— START Extracted material —

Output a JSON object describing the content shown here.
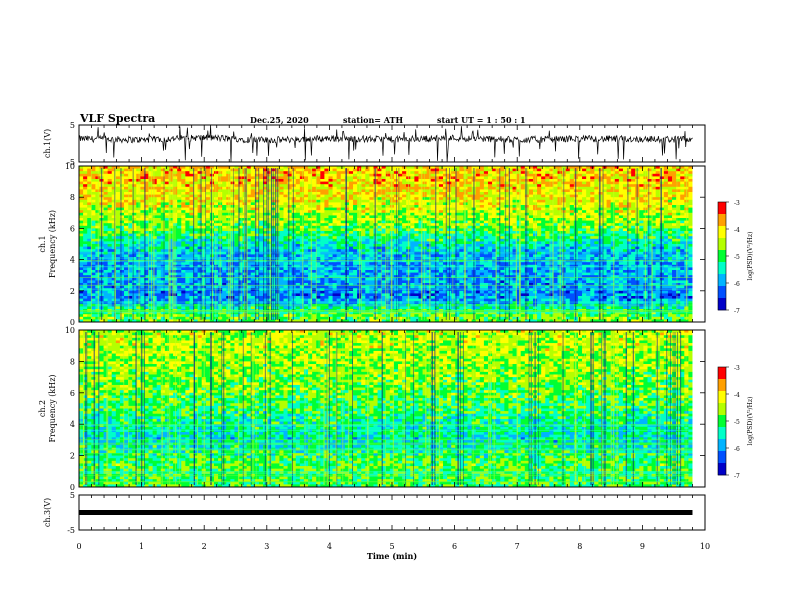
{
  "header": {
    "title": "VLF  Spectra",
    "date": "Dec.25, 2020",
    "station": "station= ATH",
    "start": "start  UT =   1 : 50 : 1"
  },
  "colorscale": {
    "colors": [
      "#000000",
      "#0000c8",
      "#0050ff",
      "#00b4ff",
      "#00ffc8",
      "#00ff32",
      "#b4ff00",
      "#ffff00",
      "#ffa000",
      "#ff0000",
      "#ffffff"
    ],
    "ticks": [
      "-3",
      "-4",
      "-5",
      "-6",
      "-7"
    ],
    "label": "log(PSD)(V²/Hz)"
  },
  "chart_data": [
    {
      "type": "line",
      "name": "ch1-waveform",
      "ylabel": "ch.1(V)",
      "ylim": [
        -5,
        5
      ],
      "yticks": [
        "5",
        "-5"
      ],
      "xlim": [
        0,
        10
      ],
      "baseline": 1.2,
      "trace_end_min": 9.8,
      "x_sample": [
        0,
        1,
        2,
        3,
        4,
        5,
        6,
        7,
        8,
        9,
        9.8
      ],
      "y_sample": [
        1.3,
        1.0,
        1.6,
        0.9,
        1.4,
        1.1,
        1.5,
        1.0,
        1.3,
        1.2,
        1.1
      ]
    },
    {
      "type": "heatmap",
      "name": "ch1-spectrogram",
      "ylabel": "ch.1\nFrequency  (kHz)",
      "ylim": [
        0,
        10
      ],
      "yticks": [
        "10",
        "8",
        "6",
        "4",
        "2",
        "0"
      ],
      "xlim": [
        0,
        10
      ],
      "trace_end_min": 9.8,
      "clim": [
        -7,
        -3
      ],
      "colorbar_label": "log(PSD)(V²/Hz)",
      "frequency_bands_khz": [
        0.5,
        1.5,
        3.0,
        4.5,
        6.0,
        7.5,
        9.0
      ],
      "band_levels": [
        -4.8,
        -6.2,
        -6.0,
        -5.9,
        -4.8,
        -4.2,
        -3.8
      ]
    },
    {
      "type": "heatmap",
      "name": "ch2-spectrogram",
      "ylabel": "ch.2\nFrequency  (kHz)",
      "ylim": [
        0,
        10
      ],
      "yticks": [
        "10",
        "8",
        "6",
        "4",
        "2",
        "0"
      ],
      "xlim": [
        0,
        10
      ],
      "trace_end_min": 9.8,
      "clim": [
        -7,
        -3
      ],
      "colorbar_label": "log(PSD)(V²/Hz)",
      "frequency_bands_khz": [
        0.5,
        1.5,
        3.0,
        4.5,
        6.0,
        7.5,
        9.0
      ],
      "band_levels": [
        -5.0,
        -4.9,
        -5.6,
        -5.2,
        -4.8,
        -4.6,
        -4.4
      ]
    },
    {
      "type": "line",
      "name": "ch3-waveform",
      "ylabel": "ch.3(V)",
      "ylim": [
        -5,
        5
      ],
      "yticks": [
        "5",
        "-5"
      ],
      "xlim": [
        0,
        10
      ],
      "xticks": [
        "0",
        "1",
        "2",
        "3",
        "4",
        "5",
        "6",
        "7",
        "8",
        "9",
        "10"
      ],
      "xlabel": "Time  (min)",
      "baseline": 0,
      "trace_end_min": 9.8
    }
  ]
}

— END Extracted material —

- [Prompt]: Copy out all the records exactly, excluding pictures.

- [Written solution]:
Output a JSON object describing the content shown here.
{
  "header": {
    "title": "VLF  Spectra",
    "date": "Dec.25, 2020",
    "station": "station= ATH",
    "start": "start  UT =   1 : 50 : 1"
  },
  "colorscale": {
    "colors": [
      "#000000",
      "#0000c8",
      "#0050ff",
      "#00b4ff",
      "#00ffc8",
      "#00ff32",
      "#b4ff00",
      "#ffff00",
      "#ffa000",
      "#ff0000",
      "#ffffff"
    ],
    "ticks": [
      "-3",
      "-4",
      "-5",
      "-6",
      "-7"
    ],
    "label": "log(PSD)(V²/Hz)"
  },
  "chart_data": [
    {
      "type": "line",
      "name": "ch1-waveform",
      "ylabel": "ch.1(V)",
      "ylim": [
        -5,
        5
      ],
      "yticks": [
        "5",
        "-5"
      ],
      "xlim": [
        0,
        10
      ],
      "baseline": 1.2,
      "trace_end_min": 9.8,
      "x_sample": [
        0,
        1,
        2,
        3,
        4,
        5,
        6,
        7,
        8,
        9,
        9.8
      ],
      "y_sample": [
        1.3,
        1.0,
        1.6,
        0.9,
        1.4,
        1.1,
        1.5,
        1.0,
        1.3,
        1.2,
        1.1
      ]
    },
    {
      "type": "heatmap",
      "name": "ch1-spectrogram",
      "ylabel": "ch.1\nFrequency  (kHz)",
      "ylim": [
        0,
        10
      ],
      "yticks": [
        "10",
        "8",
        "6",
        "4",
        "2",
        "0"
      ],
      "xlim": [
        0,
        10
      ],
      "trace_end_min": 9.8,
      "clim": [
        -7,
        -3
      ],
      "colorbar_label": "log(PSD)(V²/Hz)",
      "frequency_bands_khz": [
        0.5,
        1.5,
        3.0,
        4.5,
        6.0,
        7.5,
        9.0
      ],
      "band_levels": [
        -4.8,
        -6.2,
        -6.0,
        -5.9,
        -4.8,
        -4.2,
        -3.8
      ]
    },
    {
      "type": "heatmap",
      "name": "ch2-spectrogram",
      "ylabel": "ch.2\nFrequency  (kHz)",
      "ylim": [
        0,
        10
      ],
      "yticks": [
        "10",
        "8",
        "6",
        "4",
        "2",
        "0"
      ],
      "xlim": [
        0,
        10
      ],
      "trace_end_min": 9.8,
      "clim": [
        -7,
        -3
      ],
      "colorbar_label": "log(PSD)(V²/Hz)",
      "frequency_bands_khz": [
        0.5,
        1.5,
        3.0,
        4.5,
        6.0,
        7.5,
        9.0
      ],
      "band_levels": [
        -5.0,
        -4.9,
        -5.6,
        -5.2,
        -4.8,
        -4.6,
        -4.4
      ]
    },
    {
      "type": "line",
      "name": "ch3-waveform",
      "ylabel": "ch.3(V)",
      "ylim": [
        -5,
        5
      ],
      "yticks": [
        "5",
        "-5"
      ],
      "xlim": [
        0,
        10
      ],
      "xticks": [
        "0",
        "1",
        "2",
        "3",
        "4",
        "5",
        "6",
        "7",
        "8",
        "9",
        "10"
      ],
      "xlabel": "Time  (min)",
      "baseline": 0,
      "trace_end_min": 9.8
    }
  ]
}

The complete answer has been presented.